_Entries taken from a collection:_

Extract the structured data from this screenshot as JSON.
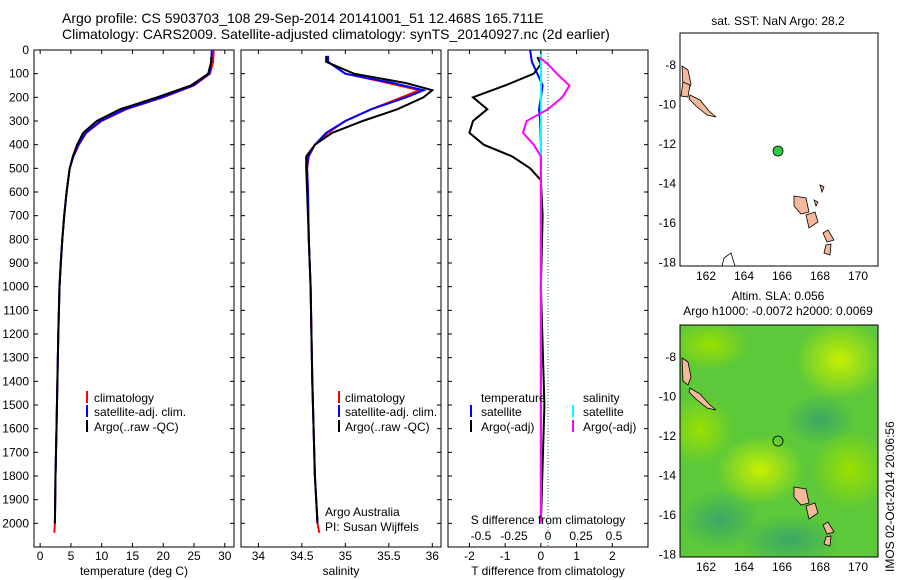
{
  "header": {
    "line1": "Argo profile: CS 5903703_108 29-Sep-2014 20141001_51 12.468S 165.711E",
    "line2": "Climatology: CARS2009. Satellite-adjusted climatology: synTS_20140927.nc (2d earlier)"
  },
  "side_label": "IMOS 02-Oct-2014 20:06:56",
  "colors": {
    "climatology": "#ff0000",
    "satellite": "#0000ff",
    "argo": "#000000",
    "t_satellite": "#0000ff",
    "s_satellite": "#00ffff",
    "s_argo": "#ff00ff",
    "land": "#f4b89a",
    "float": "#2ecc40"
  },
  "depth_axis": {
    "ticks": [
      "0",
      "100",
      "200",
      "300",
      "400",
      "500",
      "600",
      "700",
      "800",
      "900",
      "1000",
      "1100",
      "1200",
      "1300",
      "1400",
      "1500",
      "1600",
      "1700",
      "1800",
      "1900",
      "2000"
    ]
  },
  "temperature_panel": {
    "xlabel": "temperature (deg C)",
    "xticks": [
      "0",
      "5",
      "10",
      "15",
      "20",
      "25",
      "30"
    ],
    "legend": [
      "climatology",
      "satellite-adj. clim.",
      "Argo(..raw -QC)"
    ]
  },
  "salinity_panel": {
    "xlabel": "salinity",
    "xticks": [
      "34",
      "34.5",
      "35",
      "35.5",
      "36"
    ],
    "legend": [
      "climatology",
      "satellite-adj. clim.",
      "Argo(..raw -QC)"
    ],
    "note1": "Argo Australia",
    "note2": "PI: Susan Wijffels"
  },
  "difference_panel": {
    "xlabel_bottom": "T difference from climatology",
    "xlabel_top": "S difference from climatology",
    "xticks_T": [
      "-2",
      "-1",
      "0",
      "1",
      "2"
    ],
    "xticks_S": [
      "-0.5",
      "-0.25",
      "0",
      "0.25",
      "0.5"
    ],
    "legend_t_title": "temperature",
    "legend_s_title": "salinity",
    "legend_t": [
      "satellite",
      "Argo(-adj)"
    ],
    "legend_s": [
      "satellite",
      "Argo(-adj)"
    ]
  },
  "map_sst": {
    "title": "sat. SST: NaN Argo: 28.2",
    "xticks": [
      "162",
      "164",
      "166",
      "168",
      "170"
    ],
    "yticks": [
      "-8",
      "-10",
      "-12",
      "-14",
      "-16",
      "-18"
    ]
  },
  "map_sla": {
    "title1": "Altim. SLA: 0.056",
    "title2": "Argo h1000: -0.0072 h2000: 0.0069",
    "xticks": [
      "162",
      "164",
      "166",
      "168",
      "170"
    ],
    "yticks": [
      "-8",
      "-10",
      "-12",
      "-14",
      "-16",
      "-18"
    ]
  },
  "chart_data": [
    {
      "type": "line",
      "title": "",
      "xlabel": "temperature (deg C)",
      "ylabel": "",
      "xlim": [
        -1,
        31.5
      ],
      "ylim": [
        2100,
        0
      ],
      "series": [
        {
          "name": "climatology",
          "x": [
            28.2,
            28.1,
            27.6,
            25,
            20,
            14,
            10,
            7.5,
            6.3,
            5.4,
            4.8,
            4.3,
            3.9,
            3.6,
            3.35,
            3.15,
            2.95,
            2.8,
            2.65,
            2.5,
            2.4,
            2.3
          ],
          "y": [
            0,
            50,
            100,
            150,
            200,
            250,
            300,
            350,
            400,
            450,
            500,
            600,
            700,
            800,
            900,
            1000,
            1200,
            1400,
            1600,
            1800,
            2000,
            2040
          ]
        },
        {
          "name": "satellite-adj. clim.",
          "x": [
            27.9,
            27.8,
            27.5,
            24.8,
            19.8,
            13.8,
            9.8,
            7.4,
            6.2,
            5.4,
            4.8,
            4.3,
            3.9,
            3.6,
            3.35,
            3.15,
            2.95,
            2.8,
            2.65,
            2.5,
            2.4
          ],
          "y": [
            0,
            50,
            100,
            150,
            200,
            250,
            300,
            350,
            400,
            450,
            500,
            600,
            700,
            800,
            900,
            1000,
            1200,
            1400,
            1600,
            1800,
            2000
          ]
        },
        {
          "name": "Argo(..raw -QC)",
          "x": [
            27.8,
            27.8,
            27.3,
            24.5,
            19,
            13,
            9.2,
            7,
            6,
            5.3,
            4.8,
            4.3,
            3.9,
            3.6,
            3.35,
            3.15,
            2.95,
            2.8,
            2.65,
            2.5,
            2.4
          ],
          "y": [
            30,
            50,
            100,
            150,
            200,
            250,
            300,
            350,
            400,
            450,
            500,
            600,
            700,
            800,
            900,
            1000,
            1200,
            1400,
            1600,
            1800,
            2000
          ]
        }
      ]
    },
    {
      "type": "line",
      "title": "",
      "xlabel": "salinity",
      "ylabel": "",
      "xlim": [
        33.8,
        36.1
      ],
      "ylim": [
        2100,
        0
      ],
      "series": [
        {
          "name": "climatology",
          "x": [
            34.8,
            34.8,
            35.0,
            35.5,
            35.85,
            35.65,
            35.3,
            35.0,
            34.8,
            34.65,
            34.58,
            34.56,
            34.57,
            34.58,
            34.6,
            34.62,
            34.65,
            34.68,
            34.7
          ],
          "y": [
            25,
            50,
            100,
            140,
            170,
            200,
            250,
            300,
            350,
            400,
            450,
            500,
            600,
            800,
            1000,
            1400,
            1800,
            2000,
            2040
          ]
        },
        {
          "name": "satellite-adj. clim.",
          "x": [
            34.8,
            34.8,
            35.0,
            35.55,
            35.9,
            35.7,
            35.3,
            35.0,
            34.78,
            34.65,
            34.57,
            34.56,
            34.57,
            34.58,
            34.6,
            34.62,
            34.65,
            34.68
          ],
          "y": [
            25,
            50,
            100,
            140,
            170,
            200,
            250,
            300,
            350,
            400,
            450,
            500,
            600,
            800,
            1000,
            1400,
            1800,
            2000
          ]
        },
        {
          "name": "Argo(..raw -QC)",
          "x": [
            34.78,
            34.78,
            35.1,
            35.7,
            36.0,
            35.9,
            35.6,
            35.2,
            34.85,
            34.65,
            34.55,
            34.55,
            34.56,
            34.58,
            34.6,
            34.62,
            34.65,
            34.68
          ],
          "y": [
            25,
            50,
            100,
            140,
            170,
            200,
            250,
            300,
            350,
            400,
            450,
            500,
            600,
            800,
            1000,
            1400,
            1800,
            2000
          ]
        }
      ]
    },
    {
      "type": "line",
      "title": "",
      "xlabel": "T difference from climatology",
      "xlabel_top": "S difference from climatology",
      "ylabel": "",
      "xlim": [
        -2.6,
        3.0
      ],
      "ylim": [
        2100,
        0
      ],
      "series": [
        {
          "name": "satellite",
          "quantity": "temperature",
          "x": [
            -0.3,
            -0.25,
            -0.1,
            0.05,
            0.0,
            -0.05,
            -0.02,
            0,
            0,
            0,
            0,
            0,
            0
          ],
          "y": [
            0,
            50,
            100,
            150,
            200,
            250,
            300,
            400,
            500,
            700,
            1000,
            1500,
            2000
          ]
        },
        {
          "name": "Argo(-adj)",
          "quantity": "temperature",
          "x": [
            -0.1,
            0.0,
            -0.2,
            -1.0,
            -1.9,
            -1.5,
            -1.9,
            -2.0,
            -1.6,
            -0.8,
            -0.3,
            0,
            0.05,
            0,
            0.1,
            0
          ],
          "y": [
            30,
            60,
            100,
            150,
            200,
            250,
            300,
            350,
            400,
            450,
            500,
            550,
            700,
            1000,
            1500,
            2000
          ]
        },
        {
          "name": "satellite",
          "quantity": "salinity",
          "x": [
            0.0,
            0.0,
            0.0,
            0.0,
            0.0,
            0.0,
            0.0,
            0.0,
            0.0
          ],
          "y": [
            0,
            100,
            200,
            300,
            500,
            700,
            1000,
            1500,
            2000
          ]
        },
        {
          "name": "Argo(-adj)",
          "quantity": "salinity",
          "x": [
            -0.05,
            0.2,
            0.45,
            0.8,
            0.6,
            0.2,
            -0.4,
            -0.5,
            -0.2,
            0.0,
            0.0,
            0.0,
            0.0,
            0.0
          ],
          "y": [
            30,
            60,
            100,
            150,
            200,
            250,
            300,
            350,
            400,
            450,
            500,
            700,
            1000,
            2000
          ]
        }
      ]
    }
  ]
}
---
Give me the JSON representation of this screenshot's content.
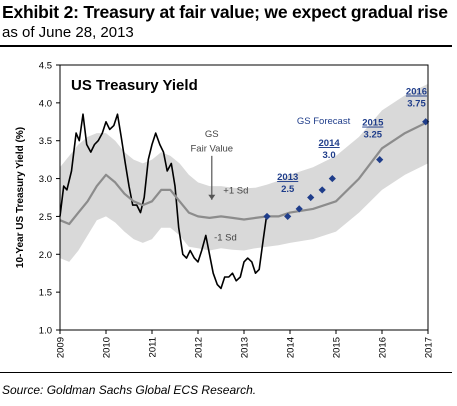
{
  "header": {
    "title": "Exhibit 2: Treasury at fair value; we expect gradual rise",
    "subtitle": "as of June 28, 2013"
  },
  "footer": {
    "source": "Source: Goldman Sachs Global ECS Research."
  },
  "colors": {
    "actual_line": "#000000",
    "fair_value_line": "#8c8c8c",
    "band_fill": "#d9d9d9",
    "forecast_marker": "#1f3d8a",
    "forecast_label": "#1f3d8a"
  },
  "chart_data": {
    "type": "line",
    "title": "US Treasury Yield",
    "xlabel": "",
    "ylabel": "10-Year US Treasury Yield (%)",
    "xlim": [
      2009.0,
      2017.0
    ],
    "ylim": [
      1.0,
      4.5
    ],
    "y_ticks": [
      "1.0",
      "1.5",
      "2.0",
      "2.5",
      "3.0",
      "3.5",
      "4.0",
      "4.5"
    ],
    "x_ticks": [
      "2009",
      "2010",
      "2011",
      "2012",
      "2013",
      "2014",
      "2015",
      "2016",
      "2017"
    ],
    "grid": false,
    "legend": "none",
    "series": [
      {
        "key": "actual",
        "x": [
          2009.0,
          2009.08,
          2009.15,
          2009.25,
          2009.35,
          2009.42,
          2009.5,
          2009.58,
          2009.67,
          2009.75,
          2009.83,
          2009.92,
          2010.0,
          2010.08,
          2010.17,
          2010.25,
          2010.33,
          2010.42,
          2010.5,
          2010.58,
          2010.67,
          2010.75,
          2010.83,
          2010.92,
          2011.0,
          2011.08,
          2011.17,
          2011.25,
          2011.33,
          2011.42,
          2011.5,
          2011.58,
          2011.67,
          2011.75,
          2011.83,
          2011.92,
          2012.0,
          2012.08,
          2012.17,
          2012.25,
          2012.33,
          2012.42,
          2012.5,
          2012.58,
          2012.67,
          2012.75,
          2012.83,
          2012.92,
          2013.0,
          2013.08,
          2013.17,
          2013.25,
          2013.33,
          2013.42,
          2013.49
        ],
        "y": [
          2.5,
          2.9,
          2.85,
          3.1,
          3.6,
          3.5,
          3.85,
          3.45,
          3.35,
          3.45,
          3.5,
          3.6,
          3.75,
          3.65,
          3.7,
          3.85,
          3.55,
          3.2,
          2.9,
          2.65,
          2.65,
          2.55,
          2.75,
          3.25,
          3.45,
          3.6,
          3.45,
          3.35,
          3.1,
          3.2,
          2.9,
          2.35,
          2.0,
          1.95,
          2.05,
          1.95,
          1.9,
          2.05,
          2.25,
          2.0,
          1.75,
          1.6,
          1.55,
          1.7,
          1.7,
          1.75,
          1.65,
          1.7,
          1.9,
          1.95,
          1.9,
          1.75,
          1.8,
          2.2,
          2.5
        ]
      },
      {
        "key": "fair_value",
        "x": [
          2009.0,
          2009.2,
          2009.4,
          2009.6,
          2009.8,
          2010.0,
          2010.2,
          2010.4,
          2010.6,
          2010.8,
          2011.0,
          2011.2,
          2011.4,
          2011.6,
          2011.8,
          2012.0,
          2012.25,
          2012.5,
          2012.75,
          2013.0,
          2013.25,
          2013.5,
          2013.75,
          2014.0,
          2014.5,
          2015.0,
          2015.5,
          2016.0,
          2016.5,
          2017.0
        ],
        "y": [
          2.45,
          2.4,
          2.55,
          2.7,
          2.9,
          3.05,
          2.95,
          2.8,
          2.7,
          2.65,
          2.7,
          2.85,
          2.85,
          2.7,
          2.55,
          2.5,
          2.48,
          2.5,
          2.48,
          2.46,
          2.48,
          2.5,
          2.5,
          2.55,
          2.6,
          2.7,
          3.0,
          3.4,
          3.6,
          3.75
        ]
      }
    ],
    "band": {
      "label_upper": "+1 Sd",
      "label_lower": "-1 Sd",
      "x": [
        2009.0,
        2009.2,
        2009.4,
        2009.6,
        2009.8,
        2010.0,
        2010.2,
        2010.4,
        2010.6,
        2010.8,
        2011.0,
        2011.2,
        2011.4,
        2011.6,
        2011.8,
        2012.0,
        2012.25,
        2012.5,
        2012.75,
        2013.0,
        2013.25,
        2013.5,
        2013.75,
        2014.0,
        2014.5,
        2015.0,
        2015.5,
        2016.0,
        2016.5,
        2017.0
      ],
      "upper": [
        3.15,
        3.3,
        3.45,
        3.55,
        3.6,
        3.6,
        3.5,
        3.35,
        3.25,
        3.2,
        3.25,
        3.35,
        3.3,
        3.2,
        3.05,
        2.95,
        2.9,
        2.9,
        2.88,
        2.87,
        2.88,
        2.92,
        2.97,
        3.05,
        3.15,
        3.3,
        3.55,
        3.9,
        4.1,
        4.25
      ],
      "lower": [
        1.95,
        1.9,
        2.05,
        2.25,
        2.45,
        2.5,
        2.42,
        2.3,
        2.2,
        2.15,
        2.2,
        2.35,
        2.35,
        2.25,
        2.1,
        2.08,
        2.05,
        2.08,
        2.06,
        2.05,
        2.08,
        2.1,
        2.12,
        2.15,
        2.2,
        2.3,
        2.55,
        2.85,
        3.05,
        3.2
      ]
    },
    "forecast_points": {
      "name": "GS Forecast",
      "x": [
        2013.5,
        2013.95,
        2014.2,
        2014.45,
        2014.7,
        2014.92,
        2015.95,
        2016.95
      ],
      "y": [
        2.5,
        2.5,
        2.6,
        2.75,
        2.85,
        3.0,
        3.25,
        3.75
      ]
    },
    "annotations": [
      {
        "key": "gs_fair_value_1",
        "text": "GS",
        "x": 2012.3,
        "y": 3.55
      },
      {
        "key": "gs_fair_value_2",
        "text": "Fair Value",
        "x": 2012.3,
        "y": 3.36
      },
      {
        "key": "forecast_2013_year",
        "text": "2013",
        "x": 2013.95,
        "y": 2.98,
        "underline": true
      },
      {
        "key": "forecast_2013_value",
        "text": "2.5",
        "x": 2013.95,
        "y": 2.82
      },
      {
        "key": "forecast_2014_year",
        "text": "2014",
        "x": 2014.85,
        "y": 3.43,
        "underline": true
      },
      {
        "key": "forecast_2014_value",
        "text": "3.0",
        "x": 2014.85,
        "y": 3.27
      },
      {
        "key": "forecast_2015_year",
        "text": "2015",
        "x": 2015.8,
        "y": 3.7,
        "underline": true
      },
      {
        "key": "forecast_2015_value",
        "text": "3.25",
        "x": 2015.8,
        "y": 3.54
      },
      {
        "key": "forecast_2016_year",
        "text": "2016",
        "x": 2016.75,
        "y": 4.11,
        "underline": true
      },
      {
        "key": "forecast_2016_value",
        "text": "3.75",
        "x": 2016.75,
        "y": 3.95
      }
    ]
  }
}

_GIVEN TASK:_
Look through the data above. Each line containing the word "Yield" needs to be copied.

_RESULT FOR THIS TASK:_
    "title": "US Treasury Yield",
    "ylabel": "10-Year US Treasury Yield (%)",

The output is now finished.